Saved data entries
☆ ☆ ☆ ☆

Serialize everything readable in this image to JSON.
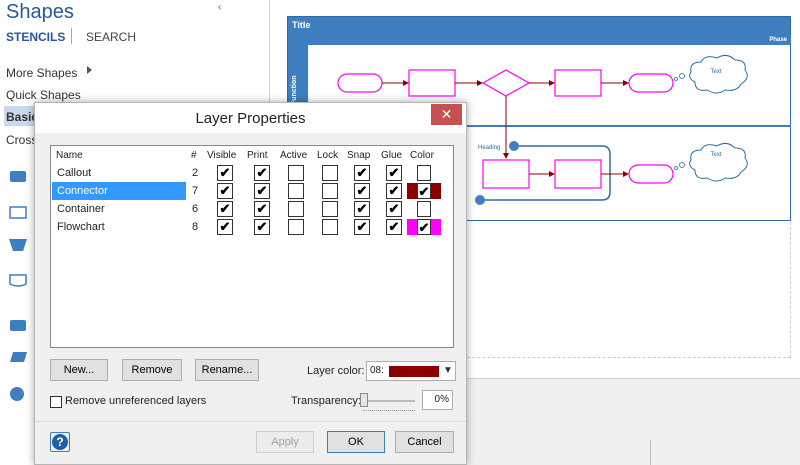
{
  "shapes_pane": {
    "title": "Shapes",
    "collapse_glyph": "‹",
    "tabs": [
      "STENCILS",
      "SEARCH"
    ],
    "items": [
      "More Shapes",
      "Quick Shapes",
      "Basic",
      "Cross"
    ]
  },
  "diagram": {
    "title": "Title",
    "phase": "Phase",
    "function": "Function",
    "heading": "Heading",
    "cloud_text_1": "Text",
    "cloud_text_2": "Text",
    "connector_color": "#8b0000",
    "flowchart_color": "#ff00ff",
    "container_color": "#2e6da4"
  },
  "dialog": {
    "title": "Layer Properties",
    "close_glyph": "✕",
    "columns": [
      "Name",
      "#",
      "Visible",
      "Print",
      "Active",
      "Lock",
      "Snap",
      "Glue",
      "Color"
    ],
    "layers": [
      {
        "name": "Callout",
        "count": "2",
        "visible": true,
        "print": true,
        "active": false,
        "lock": false,
        "snap": true,
        "glue": true,
        "color": null,
        "color_checked": false,
        "selected": false
      },
      {
        "name": "Connector",
        "count": "7",
        "visible": true,
        "print": true,
        "active": false,
        "lock": false,
        "snap": true,
        "glue": true,
        "color": "#8b0000",
        "color_checked": true,
        "selected": true
      },
      {
        "name": "Container",
        "count": "6",
        "visible": true,
        "print": true,
        "active": false,
        "lock": false,
        "snap": true,
        "glue": true,
        "color": null,
        "color_checked": false,
        "selected": false
      },
      {
        "name": "Flowchart",
        "count": "8",
        "visible": true,
        "print": true,
        "active": false,
        "lock": false,
        "snap": true,
        "glue": true,
        "color": "#ff00ff",
        "color_checked": true,
        "selected": false
      }
    ],
    "buttons": {
      "new": "New...",
      "remove": "Remove",
      "rename": "Rename...",
      "apply": "Apply",
      "ok": "OK",
      "cancel": "Cancel"
    },
    "layer_color_label": "Layer color:",
    "layer_color_code": "08:",
    "layer_color_value": "#8b0000",
    "remove_unreferenced_label": "Remove unreferenced layers",
    "remove_unreferenced_checked": false,
    "transparency_label": "Transparency:",
    "transparency_value": "0%",
    "help_glyph": "?"
  }
}
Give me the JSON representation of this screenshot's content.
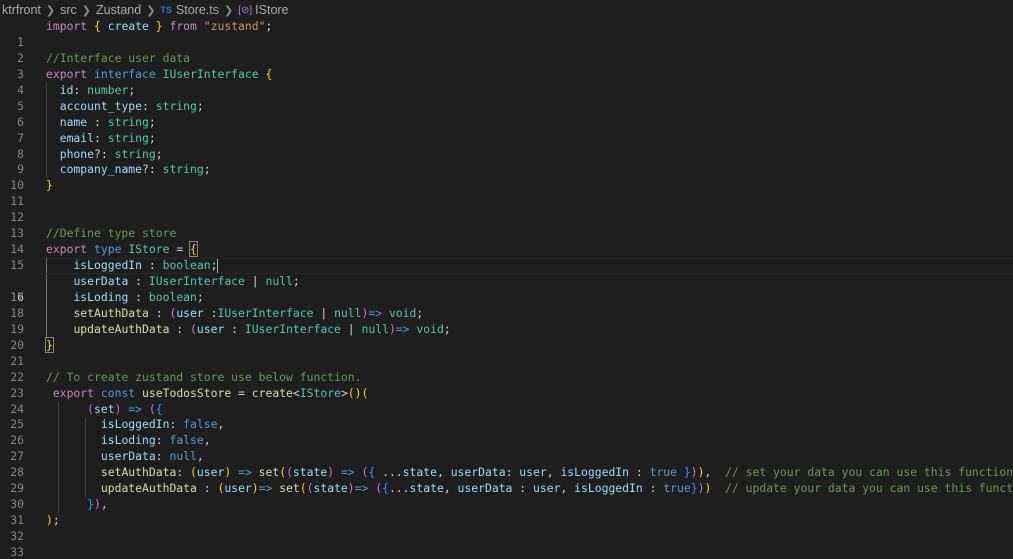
{
  "breadcrumb": {
    "items": [
      "ktrfront",
      "src",
      "Zustand",
      "Store.ts",
      "IStore"
    ],
    "file_badge": "TS",
    "symbol_badge": "[⊘]"
  },
  "editor": {
    "active_line": 16,
    "line_numbers": [
      "1",
      "2",
      "3",
      "4",
      "5",
      "6",
      "7",
      "8",
      "9",
      "10",
      "11",
      "12",
      "13",
      "14",
      "15",
      "16",
      "17",
      "18",
      "19",
      "20",
      "21",
      "22",
      "23",
      "24",
      "25",
      "26",
      "27",
      "28",
      "29",
      "30",
      "31",
      "32",
      "33"
    ],
    "code": {
      "l1": [
        "import",
        " { ",
        "create",
        " } ",
        "from",
        " ",
        "\"zustand\"",
        ";"
      ],
      "l3": "//Interface user data",
      "l4": [
        "export",
        " ",
        "interface",
        " ",
        "IUserInterface",
        " ",
        "{"
      ],
      "l5": [
        "id",
        ": ",
        "number",
        ";"
      ],
      "l6": [
        "account_type",
        ": ",
        "string",
        ";"
      ],
      "l7": [
        "name",
        " : ",
        "string",
        ";"
      ],
      "l8": [
        "email",
        ": ",
        "string",
        ";"
      ],
      "l9": [
        "phone",
        "?: ",
        "string",
        ";"
      ],
      "l10": [
        "company_name",
        "?: ",
        "string",
        ";"
      ],
      "l11": "}",
      "l14": "//Define type store",
      "l15": [
        "export",
        " ",
        "type",
        " ",
        "IStore",
        " = ",
        "{"
      ],
      "l16": [
        "isLoggedIn",
        " : ",
        "boolean",
        ";"
      ],
      "l17": [
        "userData",
        " : ",
        "IUserInterface",
        " | ",
        "null",
        ";"
      ],
      "l18": [
        "isLoding",
        " : ",
        "boolean",
        ";"
      ],
      "l19": [
        "setAuthData",
        " : ",
        "(",
        "user",
        " :",
        "IUserInterface",
        " | ",
        "null",
        ")",
        "=>",
        " ",
        "void",
        ";"
      ],
      "l20": [
        "updateAuthData",
        " : ",
        "(",
        "user",
        " : ",
        "IUserInterface",
        " | ",
        "null",
        ")",
        "=>",
        " ",
        "void",
        ";"
      ],
      "l21": "}",
      "l23": "// To create zustand store use below function.",
      "l24": [
        "export",
        " ",
        "const",
        " ",
        "useTodosStore",
        " = ",
        "create",
        "<",
        "IStore",
        ">",
        "()",
        "("
      ],
      "l25": [
        "(",
        "set",
        ")",
        " => ",
        "(",
        "{"
      ],
      "l26": [
        "isLoggedIn",
        ": ",
        "false",
        ","
      ],
      "l27": [
        "isLoding",
        ": ",
        "false",
        ","
      ],
      "l28": [
        "userData",
        ": ",
        "null",
        ","
      ],
      "l29": [
        "setAuthData",
        ": ",
        "(",
        "user",
        ")",
        " => ",
        "set",
        "(",
        "(",
        "state",
        ")",
        " => ",
        "(",
        "{",
        " ...",
        "state",
        ", ",
        "userData",
        ": ",
        "user",
        ", ",
        "isLoggedIn",
        " : ",
        "true",
        " ",
        "}",
        ")",
        ")",
        ",",
        "  ",
        "// set your data you can use this function."
      ],
      "l30": [
        "updateAuthData",
        " : ",
        "(",
        "user",
        ")",
        "=> ",
        "set",
        "(",
        "(",
        "state",
        ")",
        "=> ",
        "(",
        "{",
        "...",
        "state",
        ", ",
        "userData",
        " : ",
        "user",
        ", ",
        "isLoggedIn",
        " : ",
        "true",
        "}",
        ")",
        ")",
        "  ",
        "// update your data you can use this function."
      ],
      "l31": [
        "}",
        ")",
        ","
      ],
      "l32": [
        ")",
        ";"
      ]
    }
  }
}
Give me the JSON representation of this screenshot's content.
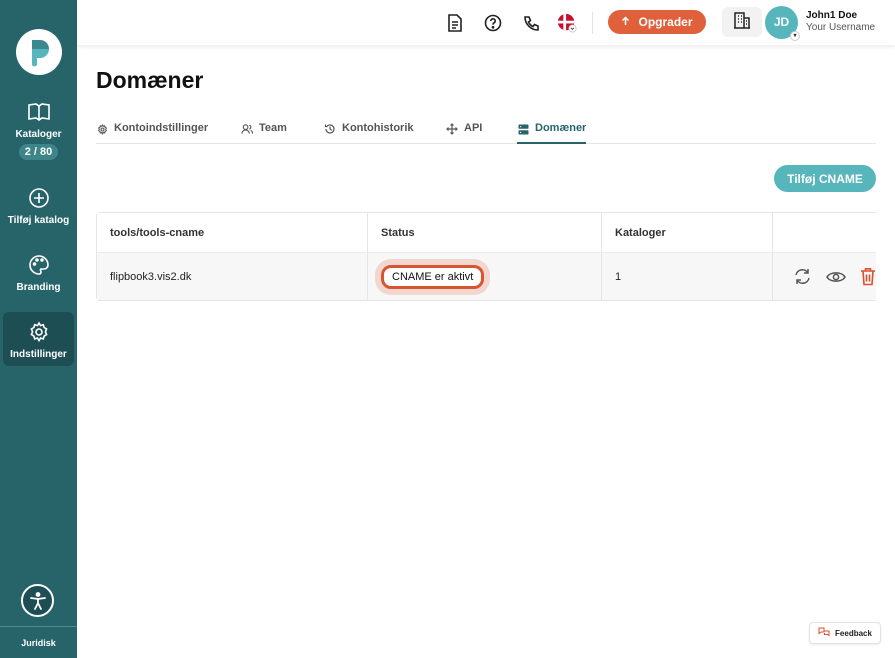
{
  "sidebar": {
    "logo_icon": "p-logo-icon",
    "items": [
      {
        "label": "Kataloger",
        "icon": "book-open-icon",
        "badge": "2 / 80"
      },
      {
        "label": "Tilføj katalog",
        "icon": "plus-circle-icon"
      },
      {
        "label": "Branding",
        "icon": "palette-icon"
      },
      {
        "label": "Indstillinger",
        "icon": "gear-icon",
        "active": true
      }
    ],
    "accessibility_icon": "accessibility-icon",
    "footer_link": "Juridisk"
  },
  "topbar": {
    "icons": [
      "document-icon",
      "help-icon",
      "phone-icon",
      "danish-flag-icon"
    ],
    "upgrade_label": "Opgrader",
    "org_icon": "building-icon",
    "user": {
      "initials": "JD",
      "name": "John1 Doe",
      "username": "Your Username"
    }
  },
  "page": {
    "title": "Domæner",
    "tabs": [
      {
        "label": "Kontoindstillinger",
        "icon": "gear-icon"
      },
      {
        "label": "Team",
        "icon": "users-icon"
      },
      {
        "label": "Kontohistorik",
        "icon": "history-icon"
      },
      {
        "label": "API",
        "icon": "move-icon"
      },
      {
        "label": "Domæner",
        "icon": "server-icon",
        "active": true
      }
    ],
    "add_button_label": "Tilføj CNAME"
  },
  "table": {
    "headers": [
      "tools/tools-cname",
      "Status",
      "Kataloger",
      ""
    ],
    "rows": [
      {
        "domain": "flipbook3.vis2.dk",
        "status": "CNAME er aktivt",
        "catalogs": "1"
      }
    ],
    "row_actions": [
      "refresh-icon",
      "eye-icon",
      "trash-icon"
    ]
  },
  "feedback_label": "Feedback",
  "colors": {
    "sidebar": "#26646a",
    "accent_teal": "#56b6bc",
    "upgrade_orange": "#e0603c",
    "status_highlight": "#d95530",
    "delete_red": "#d9502e"
  }
}
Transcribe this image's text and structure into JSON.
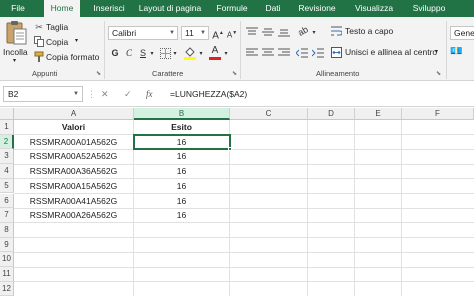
{
  "tabs": [
    "File",
    "Home",
    "Inserisci",
    "Layout di pagina",
    "Formule",
    "Dati",
    "Revisione",
    "Visualizza",
    "Sviluppo"
  ],
  "ribbon": {
    "clipboard": {
      "paste": "Incolla",
      "cut": "Taglia",
      "copy": "Copia",
      "format_painter": "Copia formato",
      "group": "Appunti"
    },
    "font": {
      "name": "Calibri",
      "size": "11",
      "group": "Carattere"
    },
    "alignment": {
      "wrap": "Testo a capo",
      "merge": "Unisci e allinea al centro",
      "group": "Allineamento"
    },
    "number": {
      "format": "Genera"
    }
  },
  "formula_bar": {
    "name_box": "B2",
    "cancel": "✕",
    "enter": "✓",
    "fx": "fx",
    "formula": "=LUNGHEZZA($A2)"
  },
  "grid": {
    "columns": [
      "A",
      "B",
      "C",
      "D",
      "E",
      "F"
    ],
    "rows": [
      "1",
      "2",
      "3",
      "4",
      "5",
      "6",
      "7",
      "8",
      "9",
      "10",
      "11",
      "12"
    ],
    "header": {
      "a": "Valori",
      "b": "Esito"
    },
    "data": [
      {
        "a": "RSSMRA00A01A562G",
        "b": "16"
      },
      {
        "a": "RSSMRA00A52A562G",
        "b": "16"
      },
      {
        "a": "RSSMRA00A36A562G",
        "b": "16"
      },
      {
        "a": "RSSMRA00A15A562G",
        "b": "16"
      },
      {
        "a": "RSSMRA00A41A562G",
        "b": "16"
      },
      {
        "a": "RSSMRA00A26A562G",
        "b": "16"
      }
    ]
  },
  "colors": {
    "excel_green": "#217346",
    "ribbon_bg": "#f3f3f3",
    "selection_header": "#d3f0e0"
  }
}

☆ ☆ ☆ ☆

> Required work
Figure out how many lines of the data above include "group", then give the number and nothing more.

> Problem solution
3